- Задание:
Перечислите по порядку все фазы психотерапевтического процесса, которые упомянуты в тексте для чтения о паузах в психотерапии.

- Текст для чтения:
#####

При этом психотерапевт может использовать разные приемы. Например, я рассказываю о том, что однажды познакомился с человеком, который рассказал одному из своих знакомых и т. д. То есть создавая какую-то фиктивную группу, я отвлекаю внимание клиента не только от себя самого, но и от его проблемы, и таким образом могу разрядить напряжение. Обычно в этих случаях я не следую какому-то плану, но когда вижу, что пациенту нужно немного отдохнуть после утомительного сеанса психотерапии или расстановки, я рассказываю ему такую историю, при условии, конечно, что подходящая история придет мне в этот момент в голову. Такая пауза может быть полезной при подготовке следующего шага психотерапевтического процесса. Иначе говоря, за начальной активной фазой следует период успокаивающего занятия, который предоставляет клиенту время для размышления, пока не начнется следующая, более активная фаза. Иногда я выбираю не историю, а шутку, особенно в тех случаях, когда проблемы, которые приходилось решать во время предыдущего этапа, оказались довольно серьезными. Тогда забавная шутка помогает пациенту разрядить напряжение. Важно, чтобы психотерапевт создал какую-то ситуацию для уравновешивания энергии, которая может дать время для размышления.

#####

- Записи:
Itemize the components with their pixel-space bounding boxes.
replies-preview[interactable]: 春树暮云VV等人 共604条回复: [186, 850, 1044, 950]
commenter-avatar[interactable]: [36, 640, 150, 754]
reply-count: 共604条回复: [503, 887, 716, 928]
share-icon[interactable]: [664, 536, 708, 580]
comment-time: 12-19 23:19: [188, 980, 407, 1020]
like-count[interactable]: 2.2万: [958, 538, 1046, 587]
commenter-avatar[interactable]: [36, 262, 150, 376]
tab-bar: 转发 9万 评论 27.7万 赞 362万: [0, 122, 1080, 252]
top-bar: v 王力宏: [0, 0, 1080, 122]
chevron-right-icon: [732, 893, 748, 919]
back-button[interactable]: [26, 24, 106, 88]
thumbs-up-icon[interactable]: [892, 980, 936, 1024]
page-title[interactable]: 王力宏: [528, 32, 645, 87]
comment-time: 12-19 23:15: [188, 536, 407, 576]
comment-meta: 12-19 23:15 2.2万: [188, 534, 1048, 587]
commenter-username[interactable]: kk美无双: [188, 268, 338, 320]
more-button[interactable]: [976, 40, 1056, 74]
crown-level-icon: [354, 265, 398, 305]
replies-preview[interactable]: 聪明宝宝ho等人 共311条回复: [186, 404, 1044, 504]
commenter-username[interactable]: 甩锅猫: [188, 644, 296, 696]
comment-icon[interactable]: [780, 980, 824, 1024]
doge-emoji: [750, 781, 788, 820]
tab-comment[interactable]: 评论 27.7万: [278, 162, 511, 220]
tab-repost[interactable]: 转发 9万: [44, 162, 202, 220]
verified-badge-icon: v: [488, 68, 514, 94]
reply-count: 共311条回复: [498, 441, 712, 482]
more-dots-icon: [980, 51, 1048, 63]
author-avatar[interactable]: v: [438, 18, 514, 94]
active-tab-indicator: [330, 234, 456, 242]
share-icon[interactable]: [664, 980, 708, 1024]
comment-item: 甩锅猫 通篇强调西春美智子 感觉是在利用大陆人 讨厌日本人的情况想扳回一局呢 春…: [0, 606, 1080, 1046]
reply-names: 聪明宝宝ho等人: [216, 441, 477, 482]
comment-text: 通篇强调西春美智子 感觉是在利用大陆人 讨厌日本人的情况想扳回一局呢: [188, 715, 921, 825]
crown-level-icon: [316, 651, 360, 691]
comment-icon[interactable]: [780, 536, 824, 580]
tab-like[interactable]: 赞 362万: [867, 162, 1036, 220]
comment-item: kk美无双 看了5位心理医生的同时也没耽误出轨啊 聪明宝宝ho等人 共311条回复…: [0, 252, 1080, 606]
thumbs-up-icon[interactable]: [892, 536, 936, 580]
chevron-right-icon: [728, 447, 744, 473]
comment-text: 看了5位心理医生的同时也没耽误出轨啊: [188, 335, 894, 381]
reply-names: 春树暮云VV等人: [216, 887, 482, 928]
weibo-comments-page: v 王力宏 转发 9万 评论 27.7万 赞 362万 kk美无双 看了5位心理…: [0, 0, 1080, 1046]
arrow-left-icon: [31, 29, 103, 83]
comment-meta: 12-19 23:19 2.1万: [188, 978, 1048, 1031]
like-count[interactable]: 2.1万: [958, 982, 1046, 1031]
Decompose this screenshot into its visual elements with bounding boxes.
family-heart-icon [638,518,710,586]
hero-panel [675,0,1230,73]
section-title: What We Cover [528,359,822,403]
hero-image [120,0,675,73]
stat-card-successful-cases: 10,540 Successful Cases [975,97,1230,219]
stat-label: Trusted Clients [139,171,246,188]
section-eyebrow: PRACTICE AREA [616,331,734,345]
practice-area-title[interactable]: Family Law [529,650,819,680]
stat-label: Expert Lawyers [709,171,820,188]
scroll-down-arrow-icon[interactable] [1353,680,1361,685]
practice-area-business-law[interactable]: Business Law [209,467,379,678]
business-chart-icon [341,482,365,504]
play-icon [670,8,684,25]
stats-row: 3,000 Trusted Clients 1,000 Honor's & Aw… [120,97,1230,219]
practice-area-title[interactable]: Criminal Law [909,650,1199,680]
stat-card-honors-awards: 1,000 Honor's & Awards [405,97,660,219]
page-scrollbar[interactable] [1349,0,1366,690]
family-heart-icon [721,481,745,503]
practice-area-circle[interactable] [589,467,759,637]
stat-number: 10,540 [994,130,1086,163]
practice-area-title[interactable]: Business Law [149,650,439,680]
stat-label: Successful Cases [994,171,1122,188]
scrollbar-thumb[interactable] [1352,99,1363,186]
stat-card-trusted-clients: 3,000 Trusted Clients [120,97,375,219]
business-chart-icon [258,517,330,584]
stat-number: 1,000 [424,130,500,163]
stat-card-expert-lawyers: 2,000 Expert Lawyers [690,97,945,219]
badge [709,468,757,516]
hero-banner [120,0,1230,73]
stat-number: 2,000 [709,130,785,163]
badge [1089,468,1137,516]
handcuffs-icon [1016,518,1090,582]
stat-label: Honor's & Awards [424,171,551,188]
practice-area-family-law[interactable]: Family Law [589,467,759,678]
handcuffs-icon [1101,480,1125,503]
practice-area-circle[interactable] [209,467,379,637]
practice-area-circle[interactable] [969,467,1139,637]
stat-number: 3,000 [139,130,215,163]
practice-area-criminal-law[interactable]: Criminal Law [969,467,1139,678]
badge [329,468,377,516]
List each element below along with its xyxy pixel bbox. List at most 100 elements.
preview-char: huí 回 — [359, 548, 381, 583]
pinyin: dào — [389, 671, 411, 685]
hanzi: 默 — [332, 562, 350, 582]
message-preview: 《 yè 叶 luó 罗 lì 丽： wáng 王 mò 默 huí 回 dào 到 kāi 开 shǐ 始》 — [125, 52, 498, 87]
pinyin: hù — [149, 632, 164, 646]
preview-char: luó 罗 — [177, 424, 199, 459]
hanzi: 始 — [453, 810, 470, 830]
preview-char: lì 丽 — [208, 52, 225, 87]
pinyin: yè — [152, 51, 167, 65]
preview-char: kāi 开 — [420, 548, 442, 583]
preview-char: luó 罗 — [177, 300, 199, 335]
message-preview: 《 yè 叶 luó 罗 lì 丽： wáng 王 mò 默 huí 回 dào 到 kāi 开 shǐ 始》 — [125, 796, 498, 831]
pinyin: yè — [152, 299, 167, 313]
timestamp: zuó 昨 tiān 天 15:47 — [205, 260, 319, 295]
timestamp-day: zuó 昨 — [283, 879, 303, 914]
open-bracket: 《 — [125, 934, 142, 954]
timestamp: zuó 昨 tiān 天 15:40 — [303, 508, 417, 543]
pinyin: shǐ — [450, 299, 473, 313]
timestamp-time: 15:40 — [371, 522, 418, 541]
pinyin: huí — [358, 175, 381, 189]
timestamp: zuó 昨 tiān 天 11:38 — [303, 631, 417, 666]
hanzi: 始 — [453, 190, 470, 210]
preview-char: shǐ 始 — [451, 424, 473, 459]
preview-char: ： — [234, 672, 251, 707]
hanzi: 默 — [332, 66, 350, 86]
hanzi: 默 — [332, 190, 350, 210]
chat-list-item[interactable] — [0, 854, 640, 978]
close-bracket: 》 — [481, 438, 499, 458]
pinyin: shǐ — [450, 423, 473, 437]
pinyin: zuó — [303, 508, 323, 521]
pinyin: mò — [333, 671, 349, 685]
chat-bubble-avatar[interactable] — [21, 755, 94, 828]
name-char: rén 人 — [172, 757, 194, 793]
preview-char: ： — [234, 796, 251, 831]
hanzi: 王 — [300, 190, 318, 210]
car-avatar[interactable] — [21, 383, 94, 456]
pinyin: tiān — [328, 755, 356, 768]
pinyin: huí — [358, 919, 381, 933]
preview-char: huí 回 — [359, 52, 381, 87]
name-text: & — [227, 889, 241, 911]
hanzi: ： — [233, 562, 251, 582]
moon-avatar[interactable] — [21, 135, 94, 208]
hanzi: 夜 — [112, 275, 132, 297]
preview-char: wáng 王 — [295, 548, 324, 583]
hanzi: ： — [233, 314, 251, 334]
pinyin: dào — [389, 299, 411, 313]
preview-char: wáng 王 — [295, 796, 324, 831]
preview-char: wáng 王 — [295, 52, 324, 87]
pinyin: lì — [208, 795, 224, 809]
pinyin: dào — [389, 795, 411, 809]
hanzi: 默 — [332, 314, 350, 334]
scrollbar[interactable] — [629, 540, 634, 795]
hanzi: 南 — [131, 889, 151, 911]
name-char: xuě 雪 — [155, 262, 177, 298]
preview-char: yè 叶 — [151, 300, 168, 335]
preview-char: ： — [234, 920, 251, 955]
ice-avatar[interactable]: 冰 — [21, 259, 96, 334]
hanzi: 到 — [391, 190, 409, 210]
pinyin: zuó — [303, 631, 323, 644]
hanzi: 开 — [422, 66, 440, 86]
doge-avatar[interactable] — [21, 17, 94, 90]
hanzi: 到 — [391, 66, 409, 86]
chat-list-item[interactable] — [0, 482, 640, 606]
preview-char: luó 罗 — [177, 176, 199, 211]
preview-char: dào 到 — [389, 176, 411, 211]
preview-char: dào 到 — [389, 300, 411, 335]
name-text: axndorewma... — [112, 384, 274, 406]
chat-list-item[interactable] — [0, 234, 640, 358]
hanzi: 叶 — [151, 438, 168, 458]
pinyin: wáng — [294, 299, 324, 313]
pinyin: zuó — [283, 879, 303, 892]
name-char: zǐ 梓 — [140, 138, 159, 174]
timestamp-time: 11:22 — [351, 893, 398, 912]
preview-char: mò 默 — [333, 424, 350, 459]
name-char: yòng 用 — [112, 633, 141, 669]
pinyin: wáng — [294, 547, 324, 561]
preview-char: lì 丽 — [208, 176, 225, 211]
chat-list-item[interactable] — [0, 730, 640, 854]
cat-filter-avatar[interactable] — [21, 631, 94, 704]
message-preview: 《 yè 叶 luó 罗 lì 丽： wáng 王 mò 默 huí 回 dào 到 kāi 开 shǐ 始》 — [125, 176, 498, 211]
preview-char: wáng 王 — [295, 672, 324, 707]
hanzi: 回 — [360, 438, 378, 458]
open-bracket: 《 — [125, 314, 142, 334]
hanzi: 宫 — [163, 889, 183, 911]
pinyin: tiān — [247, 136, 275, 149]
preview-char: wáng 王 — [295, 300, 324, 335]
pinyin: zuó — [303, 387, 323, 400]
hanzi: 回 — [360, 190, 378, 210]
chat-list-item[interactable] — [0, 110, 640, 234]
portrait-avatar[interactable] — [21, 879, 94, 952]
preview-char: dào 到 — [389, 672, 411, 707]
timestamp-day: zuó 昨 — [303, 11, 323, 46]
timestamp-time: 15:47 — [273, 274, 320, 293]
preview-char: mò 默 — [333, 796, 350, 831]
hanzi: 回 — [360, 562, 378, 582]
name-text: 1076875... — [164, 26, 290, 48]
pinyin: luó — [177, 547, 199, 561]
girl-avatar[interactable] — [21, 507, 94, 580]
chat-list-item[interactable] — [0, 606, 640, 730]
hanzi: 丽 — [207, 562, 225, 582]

#####

- Ответ:
1. Начальная активная фаза.
2. Период успокаивающего занятия.
3. Следующая, более активная фаза.